┌──

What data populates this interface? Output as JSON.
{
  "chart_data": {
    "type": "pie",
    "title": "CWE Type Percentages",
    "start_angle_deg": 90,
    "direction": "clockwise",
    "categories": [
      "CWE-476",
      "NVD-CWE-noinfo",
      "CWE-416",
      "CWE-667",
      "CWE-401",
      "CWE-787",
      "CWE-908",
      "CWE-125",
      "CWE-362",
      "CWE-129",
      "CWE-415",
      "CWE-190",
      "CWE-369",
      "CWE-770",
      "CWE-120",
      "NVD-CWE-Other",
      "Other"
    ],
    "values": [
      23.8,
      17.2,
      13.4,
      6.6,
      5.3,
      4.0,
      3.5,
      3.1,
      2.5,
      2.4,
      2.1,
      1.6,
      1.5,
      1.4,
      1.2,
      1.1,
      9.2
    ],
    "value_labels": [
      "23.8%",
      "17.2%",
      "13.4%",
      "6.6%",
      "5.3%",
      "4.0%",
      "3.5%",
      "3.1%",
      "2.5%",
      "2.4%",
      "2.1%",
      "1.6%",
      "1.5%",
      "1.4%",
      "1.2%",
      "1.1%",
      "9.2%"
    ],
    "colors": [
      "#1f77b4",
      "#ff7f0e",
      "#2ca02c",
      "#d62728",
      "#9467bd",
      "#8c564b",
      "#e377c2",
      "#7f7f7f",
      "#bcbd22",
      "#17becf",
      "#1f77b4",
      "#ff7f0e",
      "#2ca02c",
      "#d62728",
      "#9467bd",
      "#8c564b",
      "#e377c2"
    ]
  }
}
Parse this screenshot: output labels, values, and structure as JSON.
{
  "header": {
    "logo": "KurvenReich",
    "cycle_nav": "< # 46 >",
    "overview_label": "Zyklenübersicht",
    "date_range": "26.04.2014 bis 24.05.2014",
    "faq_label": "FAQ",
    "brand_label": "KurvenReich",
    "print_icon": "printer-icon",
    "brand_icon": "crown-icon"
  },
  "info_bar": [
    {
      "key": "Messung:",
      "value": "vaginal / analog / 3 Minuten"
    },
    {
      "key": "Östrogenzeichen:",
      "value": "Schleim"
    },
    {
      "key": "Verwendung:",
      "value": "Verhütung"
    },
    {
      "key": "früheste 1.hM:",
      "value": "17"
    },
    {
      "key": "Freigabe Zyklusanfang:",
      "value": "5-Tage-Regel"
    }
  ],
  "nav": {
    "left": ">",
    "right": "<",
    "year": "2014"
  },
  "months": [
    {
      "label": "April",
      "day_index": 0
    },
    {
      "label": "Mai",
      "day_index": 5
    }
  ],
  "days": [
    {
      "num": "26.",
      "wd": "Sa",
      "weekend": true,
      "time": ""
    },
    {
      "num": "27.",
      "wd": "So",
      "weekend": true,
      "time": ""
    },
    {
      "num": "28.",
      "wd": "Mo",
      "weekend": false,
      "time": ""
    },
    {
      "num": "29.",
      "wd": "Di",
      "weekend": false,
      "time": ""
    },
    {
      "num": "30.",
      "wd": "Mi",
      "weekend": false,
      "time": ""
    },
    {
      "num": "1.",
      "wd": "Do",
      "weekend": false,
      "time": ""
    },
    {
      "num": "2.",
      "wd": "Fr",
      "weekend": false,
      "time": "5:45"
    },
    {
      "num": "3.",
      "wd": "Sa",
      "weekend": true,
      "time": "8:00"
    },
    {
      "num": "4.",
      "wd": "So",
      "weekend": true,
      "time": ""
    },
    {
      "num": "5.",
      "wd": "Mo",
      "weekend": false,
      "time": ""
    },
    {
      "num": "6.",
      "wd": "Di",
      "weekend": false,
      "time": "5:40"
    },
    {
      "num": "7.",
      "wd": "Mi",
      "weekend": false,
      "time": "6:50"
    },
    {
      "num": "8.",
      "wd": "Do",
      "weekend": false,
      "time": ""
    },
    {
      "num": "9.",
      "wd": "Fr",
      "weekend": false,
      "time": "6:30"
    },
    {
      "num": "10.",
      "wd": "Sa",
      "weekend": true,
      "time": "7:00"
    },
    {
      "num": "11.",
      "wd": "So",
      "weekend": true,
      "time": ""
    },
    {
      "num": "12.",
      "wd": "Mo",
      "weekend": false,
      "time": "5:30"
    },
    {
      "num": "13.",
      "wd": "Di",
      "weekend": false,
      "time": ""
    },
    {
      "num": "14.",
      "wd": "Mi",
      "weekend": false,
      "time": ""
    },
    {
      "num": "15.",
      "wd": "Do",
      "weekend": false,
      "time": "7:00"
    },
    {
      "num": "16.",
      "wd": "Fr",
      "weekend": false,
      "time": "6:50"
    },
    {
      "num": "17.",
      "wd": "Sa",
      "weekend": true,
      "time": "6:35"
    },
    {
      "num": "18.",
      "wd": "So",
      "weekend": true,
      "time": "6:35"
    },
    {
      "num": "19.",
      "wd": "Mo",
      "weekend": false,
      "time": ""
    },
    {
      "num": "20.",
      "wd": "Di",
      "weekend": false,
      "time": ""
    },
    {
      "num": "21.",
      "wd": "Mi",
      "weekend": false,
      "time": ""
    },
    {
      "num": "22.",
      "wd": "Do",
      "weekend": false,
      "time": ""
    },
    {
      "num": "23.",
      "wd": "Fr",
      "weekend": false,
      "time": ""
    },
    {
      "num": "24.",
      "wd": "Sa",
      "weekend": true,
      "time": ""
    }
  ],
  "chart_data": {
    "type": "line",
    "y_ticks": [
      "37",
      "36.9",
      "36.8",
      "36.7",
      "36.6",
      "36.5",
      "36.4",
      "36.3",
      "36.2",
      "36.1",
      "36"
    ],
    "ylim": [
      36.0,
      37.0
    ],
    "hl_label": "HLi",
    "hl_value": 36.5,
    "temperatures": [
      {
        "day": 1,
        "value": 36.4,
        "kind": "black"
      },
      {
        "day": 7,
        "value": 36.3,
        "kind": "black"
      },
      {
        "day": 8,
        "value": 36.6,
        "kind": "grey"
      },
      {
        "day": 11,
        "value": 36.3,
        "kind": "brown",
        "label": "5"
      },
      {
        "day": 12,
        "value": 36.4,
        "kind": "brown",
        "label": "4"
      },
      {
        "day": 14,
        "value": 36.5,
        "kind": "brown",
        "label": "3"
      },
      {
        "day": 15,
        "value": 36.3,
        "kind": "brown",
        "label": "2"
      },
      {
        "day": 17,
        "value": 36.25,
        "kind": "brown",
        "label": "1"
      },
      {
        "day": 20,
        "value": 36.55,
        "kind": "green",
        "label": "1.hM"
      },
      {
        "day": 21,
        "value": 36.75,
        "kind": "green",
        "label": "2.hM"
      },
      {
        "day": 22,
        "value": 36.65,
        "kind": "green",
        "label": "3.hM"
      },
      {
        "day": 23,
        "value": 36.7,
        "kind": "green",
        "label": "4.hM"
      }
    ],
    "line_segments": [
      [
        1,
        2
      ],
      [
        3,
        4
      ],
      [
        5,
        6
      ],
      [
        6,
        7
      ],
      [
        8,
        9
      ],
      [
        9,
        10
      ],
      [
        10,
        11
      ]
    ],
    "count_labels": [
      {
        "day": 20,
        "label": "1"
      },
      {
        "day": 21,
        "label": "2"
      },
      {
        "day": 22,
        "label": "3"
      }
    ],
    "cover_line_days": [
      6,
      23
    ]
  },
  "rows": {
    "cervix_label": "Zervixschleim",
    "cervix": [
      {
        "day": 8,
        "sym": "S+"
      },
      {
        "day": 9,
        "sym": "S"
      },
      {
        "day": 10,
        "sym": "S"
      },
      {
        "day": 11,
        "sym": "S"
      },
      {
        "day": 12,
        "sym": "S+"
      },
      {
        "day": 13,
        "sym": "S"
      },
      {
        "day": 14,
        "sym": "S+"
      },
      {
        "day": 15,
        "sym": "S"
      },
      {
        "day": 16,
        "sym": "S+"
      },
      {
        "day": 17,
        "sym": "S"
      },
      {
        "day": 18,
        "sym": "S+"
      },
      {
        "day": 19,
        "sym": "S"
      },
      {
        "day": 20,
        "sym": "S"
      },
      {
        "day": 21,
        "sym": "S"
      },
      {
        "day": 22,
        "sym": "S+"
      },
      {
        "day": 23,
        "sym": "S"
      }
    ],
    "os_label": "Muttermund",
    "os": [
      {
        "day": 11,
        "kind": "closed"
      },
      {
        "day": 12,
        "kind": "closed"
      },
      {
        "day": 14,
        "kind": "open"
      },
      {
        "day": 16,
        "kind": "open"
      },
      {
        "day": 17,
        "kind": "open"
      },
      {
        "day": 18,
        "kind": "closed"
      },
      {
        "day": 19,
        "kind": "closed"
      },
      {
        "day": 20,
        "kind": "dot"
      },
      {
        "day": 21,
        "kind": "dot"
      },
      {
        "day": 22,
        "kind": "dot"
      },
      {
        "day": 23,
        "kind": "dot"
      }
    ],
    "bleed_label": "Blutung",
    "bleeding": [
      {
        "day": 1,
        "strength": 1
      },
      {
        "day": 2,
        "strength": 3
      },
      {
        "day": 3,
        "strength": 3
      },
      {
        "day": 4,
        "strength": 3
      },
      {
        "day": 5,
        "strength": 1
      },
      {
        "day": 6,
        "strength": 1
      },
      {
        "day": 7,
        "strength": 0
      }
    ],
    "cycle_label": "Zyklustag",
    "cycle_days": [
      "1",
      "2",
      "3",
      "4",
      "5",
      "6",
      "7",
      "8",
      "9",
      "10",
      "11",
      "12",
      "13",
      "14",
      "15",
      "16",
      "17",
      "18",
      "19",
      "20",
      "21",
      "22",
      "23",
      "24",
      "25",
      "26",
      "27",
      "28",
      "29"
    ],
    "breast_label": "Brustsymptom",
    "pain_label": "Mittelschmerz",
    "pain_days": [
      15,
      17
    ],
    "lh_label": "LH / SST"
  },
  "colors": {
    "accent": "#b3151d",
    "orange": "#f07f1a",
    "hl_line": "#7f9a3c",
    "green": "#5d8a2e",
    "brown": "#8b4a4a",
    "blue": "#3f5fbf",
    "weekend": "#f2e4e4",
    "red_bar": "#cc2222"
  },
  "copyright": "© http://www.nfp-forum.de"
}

└──

## SHORT TASK:
Look for the word "values" in every line of the listing and copy the lines that have it.

## FINISHED ANSWER:
    "values": [
Parse this screenshot: output labels, values, and structure as JSON.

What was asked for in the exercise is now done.